◆ What you need to do ◆
Output the material exactly, but drop every image it holds.

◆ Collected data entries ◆
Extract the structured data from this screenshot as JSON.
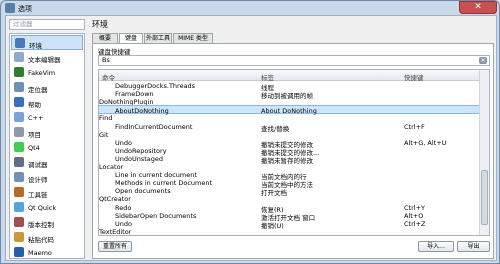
{
  "window": {
    "title": "选项",
    "close_label": "✕"
  },
  "sidebar": {
    "filter_placeholder": "过滤器",
    "items": [
      {
        "label": "环境",
        "icon": "desktop-icon",
        "color": "#4a78b8",
        "selected": true
      },
      {
        "label": "文本编辑器",
        "icon": "text-editor-icon",
        "color": "#8fa9c8"
      },
      {
        "label": "FakeVim",
        "icon": "fakevim-icon",
        "color": "#2f7d32"
      },
      {
        "label": "定位器",
        "icon": "locator-icon",
        "color": "#6f8fb3"
      },
      {
        "label": "帮助",
        "icon": "help-icon",
        "color": "#3b6fbf"
      },
      {
        "label": "C++",
        "icon": "cpp-icon",
        "color": "#7aa2d8"
      },
      {
        "label": "项目",
        "icon": "project-icon",
        "color": "#909aa6"
      },
      {
        "label": "Qt4",
        "icon": "qt4-icon",
        "color": "#41cd52"
      },
      {
        "label": "调试器",
        "icon": "debugger-icon",
        "color": "#5d6e86"
      },
      {
        "label": "设计师",
        "icon": "designer-icon",
        "color": "#7590b5"
      },
      {
        "label": "工具链",
        "icon": "toolchain-icon",
        "color": "#b56b2a"
      },
      {
        "label": "Qt Quick",
        "icon": "qtquick-icon",
        "color": "#52a6d8"
      },
      {
        "label": "版本控制",
        "icon": "version-control-icon",
        "color": "#a05050"
      },
      {
        "label": "粘贴代码",
        "icon": "paste-code-icon",
        "color": "#c79a36"
      },
      {
        "label": "Maemo",
        "icon": "maemo-icon",
        "color": "#2a5fa8"
      }
    ]
  },
  "page": {
    "title": "环境"
  },
  "tabs": [
    {
      "label": "概要",
      "active": false
    },
    {
      "label": "键盘",
      "active": true
    },
    {
      "label": "外部工具",
      "active": false
    },
    {
      "label": "MIME 类型",
      "active": false
    }
  ],
  "shortcuts": {
    "group_label": "键盘快捷键",
    "search_value": "Bs",
    "clear_label": "✕",
    "headers": {
      "command": "命令",
      "label": "标签",
      "shortcut": "快捷键"
    },
    "rows": [
      {
        "type": "item",
        "command": "DebuggerDocks.Threads",
        "label": "线程",
        "shortcut": ""
      },
      {
        "type": "item",
        "command": "FrameDown",
        "label": "移动到被调用的帧",
        "shortcut": ""
      },
      {
        "type": "group",
        "command": "DoNothingPlugin",
        "label": "",
        "shortcut": ""
      },
      {
        "type": "item",
        "command": "AboutDoNothing",
        "label": "About DoNothing",
        "shortcut": "",
        "selected": true
      },
      {
        "type": "group",
        "command": "Find",
        "label": "",
        "shortcut": ""
      },
      {
        "type": "item",
        "command": "FindInCurrentDocument",
        "label": "查找/替换",
        "shortcut": "Ctrl+F"
      },
      {
        "type": "group",
        "command": "Git",
        "label": "",
        "shortcut": ""
      },
      {
        "type": "item",
        "command": "Undo",
        "label": "撤销未提交的修改",
        "shortcut": "Alt+G, Alt+U"
      },
      {
        "type": "item",
        "command": "UndoRepository",
        "label": "撤销未提交的修改...",
        "shortcut": ""
      },
      {
        "type": "item",
        "command": "UndoUnstaged",
        "label": "撤销未暂存的修改",
        "shortcut": ""
      },
      {
        "type": "group",
        "command": "Locator",
        "label": "",
        "shortcut": ""
      },
      {
        "type": "item",
        "command": "Line in current document",
        "label": "当前文档内的行",
        "shortcut": ""
      },
      {
        "type": "item",
        "command": "Methods in current Document",
        "label": "当前文档中的方法",
        "shortcut": ""
      },
      {
        "type": "item",
        "command": "Open documents",
        "label": "打开文档",
        "shortcut": ""
      },
      {
        "type": "group",
        "command": "QtCreator",
        "label": "",
        "shortcut": ""
      },
      {
        "type": "item",
        "command": "Redo",
        "label": "恢复(R)",
        "shortcut": "Ctrl+Y"
      },
      {
        "type": "item",
        "command": "SidebarOpen Documents",
        "label": "激活打开文档 窗口",
        "shortcut": "Alt+O"
      },
      {
        "type": "item",
        "command": "Undo",
        "label": "撤销(U)",
        "shortcut": "Ctrl+Z"
      },
      {
        "type": "group",
        "command": "TextEditor",
        "label": "",
        "shortcut": ""
      }
    ]
  },
  "buttons": {
    "reset_all": "重置所有",
    "import": "导入...",
    "export": "导出"
  }
}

◆ Solution to this task ◆
Extract the structured data from this screenshot as JSON.
{
  "window": {
    "title": "选项",
    "close_label": "✕"
  },
  "sidebar": {
    "filter_placeholder": "过滤器",
    "items": [
      {
        "label": "环境",
        "icon": "desktop-icon",
        "color": "#4a78b8",
        "selected": true
      },
      {
        "label": "文本编辑器",
        "icon": "text-editor-icon",
        "color": "#8fa9c8"
      },
      {
        "label": "FakeVim",
        "icon": "fakevim-icon",
        "color": "#2f7d32"
      },
      {
        "label": "定位器",
        "icon": "locator-icon",
        "color": "#6f8fb3"
      },
      {
        "label": "帮助",
        "icon": "help-icon",
        "color": "#3b6fbf"
      },
      {
        "label": "C++",
        "icon": "cpp-icon",
        "color": "#7aa2d8"
      },
      {
        "label": "项目",
        "icon": "project-icon",
        "color": "#909aa6"
      },
      {
        "label": "Qt4",
        "icon": "qt4-icon",
        "color": "#41cd52"
      },
      {
        "label": "调试器",
        "icon": "debugger-icon",
        "color": "#5d6e86"
      },
      {
        "label": "设计师",
        "icon": "designer-icon",
        "color": "#7590b5"
      },
      {
        "label": "工具链",
        "icon": "toolchain-icon",
        "color": "#b56b2a"
      },
      {
        "label": "Qt Quick",
        "icon": "qtquick-icon",
        "color": "#52a6d8"
      },
      {
        "label": "版本控制",
        "icon": "version-control-icon",
        "color": "#a05050"
      },
      {
        "label": "粘贴代码",
        "icon": "paste-code-icon",
        "color": "#c79a36"
      },
      {
        "label": "Maemo",
        "icon": "maemo-icon",
        "color": "#2a5fa8"
      }
    ]
  },
  "page": {
    "title": "环境"
  },
  "tabs": [
    {
      "label": "概要",
      "active": false
    },
    {
      "label": "键盘",
      "active": true
    },
    {
      "label": "外部工具",
      "active": false
    },
    {
      "label": "MIME 类型",
      "active": false
    }
  ],
  "shortcuts": {
    "group_label": "键盘快捷键",
    "search_value": "Bs",
    "clear_label": "✕",
    "headers": {
      "command": "命令",
      "label": "标签",
      "shortcut": "快捷键"
    },
    "rows": [
      {
        "type": "item",
        "command": "DebuggerDocks.Threads",
        "label": "线程",
        "shortcut": ""
      },
      {
        "type": "item",
        "command": "FrameDown",
        "label": "移动到被调用的帧",
        "shortcut": ""
      },
      {
        "type": "group",
        "command": "DoNothingPlugin",
        "label": "",
        "shortcut": ""
      },
      {
        "type": "item",
        "command": "AboutDoNothing",
        "label": "About DoNothing",
        "shortcut": "",
        "selected": true
      },
      {
        "type": "group",
        "command": "Find",
        "label": "",
        "shortcut": ""
      },
      {
        "type": "item",
        "command": "FindInCurrentDocument",
        "label": "查找/替换",
        "shortcut": "Ctrl+F"
      },
      {
        "type": "group",
        "command": "Git",
        "label": "",
        "shortcut": ""
      },
      {
        "type": "item",
        "command": "Undo",
        "label": "撤销未提交的修改",
        "shortcut": "Alt+G, Alt+U"
      },
      {
        "type": "item",
        "command": "UndoRepository",
        "label": "撤销未提交的修改...",
        "shortcut": ""
      },
      {
        "type": "item",
        "command": "UndoUnstaged",
        "label": "撤销未暂存的修改",
        "shortcut": ""
      },
      {
        "type": "group",
        "command": "Locator",
        "label": "",
        "shortcut": ""
      },
      {
        "type": "item",
        "command": "Line in current document",
        "label": "当前文档内的行",
        "shortcut": ""
      },
      {
        "type": "item",
        "command": "Methods in current Document",
        "label": "当前文档中的方法",
        "shortcut": ""
      },
      {
        "type": "item",
        "command": "Open documents",
        "label": "打开文档",
        "shortcut": ""
      },
      {
        "type": "group",
        "command": "QtCreator",
        "label": "",
        "shortcut": ""
      },
      {
        "type": "item",
        "command": "Redo",
        "label": "恢复(R)",
        "shortcut": "Ctrl+Y"
      },
      {
        "type": "item",
        "command": "SidebarOpen Documents",
        "label": "激活打开文档 窗口",
        "shortcut": "Alt+O"
      },
      {
        "type": "item",
        "command": "Undo",
        "label": "撤销(U)",
        "shortcut": "Ctrl+Z"
      },
      {
        "type": "group",
        "command": "TextEditor",
        "label": "",
        "shortcut": ""
      }
    ]
  },
  "buttons": {
    "reset_all": "重置所有",
    "import": "导入...",
    "export": "导出"
  }
}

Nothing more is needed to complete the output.